• Task requirements: How many lines of these entries hold the string "this"? Answer with the number alone.

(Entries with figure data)
— begin —

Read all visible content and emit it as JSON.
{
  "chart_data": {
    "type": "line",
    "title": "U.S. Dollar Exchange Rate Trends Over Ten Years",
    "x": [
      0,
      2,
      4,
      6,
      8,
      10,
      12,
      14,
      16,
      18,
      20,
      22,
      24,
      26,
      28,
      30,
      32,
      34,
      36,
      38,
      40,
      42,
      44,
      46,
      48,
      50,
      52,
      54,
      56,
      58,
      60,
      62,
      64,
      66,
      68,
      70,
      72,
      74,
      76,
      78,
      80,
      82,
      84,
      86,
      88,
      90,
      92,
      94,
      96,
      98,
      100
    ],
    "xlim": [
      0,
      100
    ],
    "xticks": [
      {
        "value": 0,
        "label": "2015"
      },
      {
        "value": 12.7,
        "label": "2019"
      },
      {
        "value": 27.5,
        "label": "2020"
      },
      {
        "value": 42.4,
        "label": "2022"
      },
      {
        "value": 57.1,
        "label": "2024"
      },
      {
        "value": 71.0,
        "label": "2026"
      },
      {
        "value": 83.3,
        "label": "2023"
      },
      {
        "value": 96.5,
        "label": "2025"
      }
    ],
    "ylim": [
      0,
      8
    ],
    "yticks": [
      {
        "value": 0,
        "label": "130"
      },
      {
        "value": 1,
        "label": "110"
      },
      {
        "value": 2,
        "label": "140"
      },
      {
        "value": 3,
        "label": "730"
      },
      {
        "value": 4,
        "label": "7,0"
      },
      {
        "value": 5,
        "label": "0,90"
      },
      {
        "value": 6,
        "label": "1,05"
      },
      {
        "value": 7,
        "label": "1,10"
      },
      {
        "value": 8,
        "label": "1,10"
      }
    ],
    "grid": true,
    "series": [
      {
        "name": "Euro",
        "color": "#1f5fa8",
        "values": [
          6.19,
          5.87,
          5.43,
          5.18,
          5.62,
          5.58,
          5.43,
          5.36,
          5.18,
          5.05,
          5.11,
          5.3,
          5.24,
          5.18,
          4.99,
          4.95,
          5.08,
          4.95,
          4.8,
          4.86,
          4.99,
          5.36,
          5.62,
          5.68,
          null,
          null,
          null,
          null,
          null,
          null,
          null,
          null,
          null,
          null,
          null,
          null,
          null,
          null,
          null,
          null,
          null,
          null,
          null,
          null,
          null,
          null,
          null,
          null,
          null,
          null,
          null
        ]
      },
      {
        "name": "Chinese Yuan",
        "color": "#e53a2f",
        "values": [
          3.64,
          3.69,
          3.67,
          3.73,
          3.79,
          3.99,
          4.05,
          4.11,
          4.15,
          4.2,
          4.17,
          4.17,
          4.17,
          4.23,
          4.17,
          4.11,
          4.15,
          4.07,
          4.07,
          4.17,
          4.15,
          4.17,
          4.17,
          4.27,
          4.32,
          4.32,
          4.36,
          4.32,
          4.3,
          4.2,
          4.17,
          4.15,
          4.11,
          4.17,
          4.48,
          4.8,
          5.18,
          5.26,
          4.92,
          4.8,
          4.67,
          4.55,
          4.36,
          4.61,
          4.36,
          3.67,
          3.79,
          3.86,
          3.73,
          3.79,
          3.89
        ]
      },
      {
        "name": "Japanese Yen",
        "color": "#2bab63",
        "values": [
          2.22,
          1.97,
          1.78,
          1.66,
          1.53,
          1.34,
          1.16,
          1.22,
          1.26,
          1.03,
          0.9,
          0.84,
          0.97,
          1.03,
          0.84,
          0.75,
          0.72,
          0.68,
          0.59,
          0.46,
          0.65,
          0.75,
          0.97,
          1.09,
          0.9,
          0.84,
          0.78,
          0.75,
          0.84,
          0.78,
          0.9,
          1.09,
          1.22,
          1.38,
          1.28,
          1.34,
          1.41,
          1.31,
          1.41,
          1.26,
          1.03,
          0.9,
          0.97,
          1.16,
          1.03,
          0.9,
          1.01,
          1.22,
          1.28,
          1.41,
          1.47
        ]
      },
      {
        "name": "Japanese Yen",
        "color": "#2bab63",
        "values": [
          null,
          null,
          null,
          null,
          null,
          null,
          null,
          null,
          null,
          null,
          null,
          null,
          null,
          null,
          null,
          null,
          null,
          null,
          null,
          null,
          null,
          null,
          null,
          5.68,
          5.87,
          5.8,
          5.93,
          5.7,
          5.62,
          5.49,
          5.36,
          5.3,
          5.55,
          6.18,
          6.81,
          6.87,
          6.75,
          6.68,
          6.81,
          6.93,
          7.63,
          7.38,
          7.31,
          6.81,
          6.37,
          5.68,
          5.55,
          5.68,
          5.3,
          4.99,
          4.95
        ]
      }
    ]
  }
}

— end —
— begin —

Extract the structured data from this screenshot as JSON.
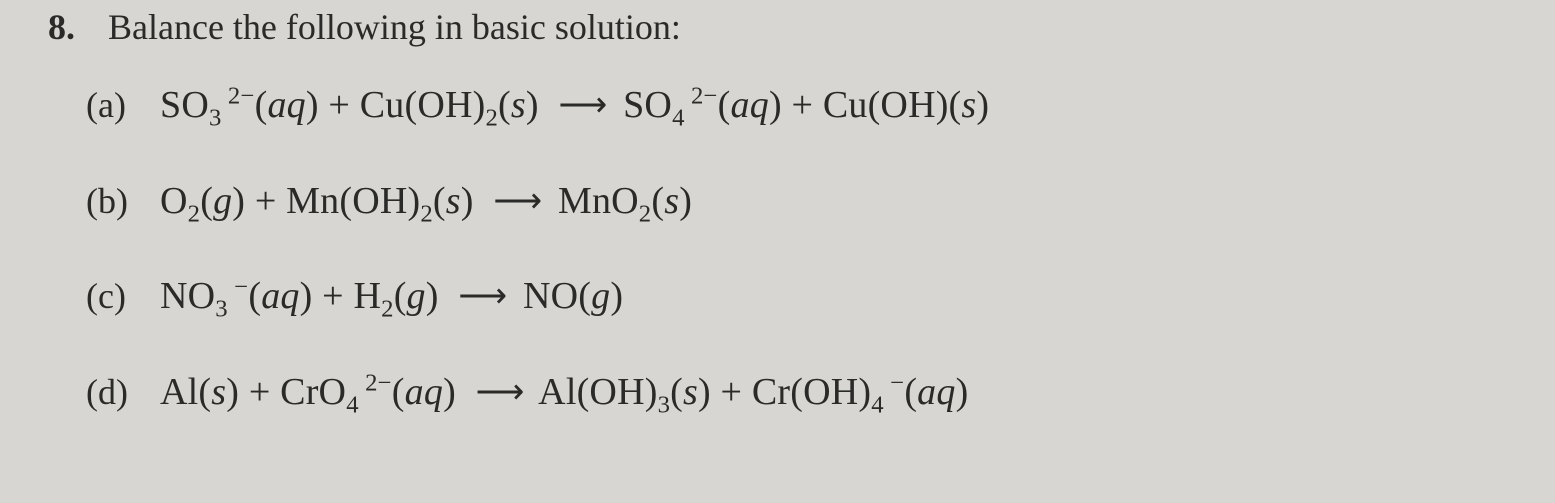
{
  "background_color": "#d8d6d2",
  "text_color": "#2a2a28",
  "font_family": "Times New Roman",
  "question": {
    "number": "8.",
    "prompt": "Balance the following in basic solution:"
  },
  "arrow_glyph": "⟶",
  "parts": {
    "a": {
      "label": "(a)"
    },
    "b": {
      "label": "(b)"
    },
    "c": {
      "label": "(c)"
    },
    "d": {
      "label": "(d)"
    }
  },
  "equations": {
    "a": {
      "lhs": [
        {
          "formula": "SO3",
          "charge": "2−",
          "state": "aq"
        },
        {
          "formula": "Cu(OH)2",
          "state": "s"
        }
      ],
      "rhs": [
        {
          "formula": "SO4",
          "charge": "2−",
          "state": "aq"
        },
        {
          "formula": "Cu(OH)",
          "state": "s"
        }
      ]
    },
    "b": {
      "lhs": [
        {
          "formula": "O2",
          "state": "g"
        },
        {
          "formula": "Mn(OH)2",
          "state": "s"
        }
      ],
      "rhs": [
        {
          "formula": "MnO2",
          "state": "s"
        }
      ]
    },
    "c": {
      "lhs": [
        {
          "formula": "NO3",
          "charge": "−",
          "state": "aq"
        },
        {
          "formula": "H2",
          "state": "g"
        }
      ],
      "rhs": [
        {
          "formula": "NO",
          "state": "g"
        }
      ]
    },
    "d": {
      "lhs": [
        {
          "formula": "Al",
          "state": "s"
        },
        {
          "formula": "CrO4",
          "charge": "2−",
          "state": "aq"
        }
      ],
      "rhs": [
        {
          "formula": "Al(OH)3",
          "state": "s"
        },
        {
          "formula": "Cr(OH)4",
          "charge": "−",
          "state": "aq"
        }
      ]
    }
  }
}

— end —
— begin —

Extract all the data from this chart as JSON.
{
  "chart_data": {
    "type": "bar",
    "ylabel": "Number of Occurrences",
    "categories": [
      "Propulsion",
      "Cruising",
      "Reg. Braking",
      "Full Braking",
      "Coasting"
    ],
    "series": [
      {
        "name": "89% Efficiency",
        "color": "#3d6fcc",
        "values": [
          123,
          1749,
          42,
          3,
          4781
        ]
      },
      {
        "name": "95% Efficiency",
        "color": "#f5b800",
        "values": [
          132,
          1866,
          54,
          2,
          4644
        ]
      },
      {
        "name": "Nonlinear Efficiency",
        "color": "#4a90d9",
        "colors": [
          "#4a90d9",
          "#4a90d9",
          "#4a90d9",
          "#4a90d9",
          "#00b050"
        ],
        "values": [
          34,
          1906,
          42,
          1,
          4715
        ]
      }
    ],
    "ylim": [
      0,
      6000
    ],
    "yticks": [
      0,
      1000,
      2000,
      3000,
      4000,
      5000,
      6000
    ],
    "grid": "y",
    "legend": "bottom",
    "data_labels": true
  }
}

— end —

• Response: 2